Report only how many lines hold the word "PRODOTTI".

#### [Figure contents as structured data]

◆ ◆ ◆

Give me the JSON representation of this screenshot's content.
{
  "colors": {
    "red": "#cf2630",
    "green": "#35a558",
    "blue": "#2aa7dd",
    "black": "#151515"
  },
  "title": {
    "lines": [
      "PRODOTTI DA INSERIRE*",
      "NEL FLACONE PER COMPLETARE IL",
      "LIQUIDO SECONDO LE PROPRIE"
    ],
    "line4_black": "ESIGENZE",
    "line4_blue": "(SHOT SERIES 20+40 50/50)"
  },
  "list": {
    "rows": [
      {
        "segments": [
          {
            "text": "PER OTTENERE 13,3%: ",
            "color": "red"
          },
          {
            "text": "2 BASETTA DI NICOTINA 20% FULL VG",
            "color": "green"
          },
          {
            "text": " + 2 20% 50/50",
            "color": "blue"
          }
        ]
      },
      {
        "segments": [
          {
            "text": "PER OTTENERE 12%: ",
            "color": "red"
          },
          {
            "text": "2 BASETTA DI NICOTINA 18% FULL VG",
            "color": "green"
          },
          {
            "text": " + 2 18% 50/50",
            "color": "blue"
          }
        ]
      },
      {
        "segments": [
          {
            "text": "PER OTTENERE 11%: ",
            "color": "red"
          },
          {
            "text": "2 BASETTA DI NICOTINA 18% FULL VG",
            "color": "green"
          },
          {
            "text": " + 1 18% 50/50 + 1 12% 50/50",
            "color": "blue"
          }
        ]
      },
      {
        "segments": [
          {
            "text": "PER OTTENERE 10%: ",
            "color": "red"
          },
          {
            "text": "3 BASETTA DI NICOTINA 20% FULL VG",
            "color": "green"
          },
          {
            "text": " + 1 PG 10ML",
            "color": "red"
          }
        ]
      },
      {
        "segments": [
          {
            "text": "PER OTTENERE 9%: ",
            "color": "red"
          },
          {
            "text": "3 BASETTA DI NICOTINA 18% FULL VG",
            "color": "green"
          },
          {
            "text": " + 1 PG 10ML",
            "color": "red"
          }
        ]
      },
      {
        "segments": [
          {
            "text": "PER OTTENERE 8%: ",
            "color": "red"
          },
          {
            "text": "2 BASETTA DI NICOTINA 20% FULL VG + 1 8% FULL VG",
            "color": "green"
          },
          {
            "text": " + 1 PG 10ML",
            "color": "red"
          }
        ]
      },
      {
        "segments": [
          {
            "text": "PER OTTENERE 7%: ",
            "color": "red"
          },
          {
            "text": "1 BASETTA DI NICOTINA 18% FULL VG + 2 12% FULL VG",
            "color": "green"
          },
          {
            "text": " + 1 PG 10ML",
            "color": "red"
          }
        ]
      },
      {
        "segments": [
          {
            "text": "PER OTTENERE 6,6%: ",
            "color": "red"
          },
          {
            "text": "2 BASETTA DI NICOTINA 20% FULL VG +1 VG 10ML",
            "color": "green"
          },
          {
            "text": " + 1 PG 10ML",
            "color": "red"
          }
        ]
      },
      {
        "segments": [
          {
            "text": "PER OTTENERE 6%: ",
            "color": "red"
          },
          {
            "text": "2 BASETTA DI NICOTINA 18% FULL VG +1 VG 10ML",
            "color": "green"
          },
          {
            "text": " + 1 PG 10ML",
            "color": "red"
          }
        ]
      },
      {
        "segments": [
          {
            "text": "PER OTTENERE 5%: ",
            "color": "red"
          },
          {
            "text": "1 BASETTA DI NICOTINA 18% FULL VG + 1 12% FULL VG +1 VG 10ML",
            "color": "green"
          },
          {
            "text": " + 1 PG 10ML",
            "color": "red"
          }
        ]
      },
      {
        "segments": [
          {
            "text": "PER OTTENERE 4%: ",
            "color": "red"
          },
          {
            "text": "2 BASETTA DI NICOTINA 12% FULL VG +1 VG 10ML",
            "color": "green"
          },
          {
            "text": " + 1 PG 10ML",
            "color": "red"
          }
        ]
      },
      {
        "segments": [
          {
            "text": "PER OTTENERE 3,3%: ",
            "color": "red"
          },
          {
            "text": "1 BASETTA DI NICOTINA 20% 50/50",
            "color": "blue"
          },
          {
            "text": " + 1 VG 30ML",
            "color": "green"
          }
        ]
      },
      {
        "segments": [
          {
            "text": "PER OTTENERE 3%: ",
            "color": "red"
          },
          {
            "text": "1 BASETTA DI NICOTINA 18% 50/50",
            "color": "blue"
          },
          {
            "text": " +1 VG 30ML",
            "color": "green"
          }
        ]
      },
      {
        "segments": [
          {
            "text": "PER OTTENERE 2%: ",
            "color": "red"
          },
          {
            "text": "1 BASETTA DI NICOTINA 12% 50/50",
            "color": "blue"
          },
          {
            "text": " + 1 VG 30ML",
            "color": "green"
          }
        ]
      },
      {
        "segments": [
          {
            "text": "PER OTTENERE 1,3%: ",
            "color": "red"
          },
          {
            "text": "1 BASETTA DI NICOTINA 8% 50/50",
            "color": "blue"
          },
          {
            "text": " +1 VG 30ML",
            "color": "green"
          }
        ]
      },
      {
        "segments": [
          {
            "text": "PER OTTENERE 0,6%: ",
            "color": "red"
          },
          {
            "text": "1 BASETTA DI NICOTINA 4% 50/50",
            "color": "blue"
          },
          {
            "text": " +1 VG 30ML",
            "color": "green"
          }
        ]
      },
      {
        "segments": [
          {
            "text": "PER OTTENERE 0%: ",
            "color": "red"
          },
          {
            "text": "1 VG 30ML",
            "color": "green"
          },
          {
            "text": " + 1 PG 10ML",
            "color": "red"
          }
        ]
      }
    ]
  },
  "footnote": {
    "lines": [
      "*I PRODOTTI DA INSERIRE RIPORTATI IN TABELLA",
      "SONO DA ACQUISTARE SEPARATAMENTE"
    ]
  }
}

◆ ◆ ◆

#### [ANSWER TO THIS TASK]
2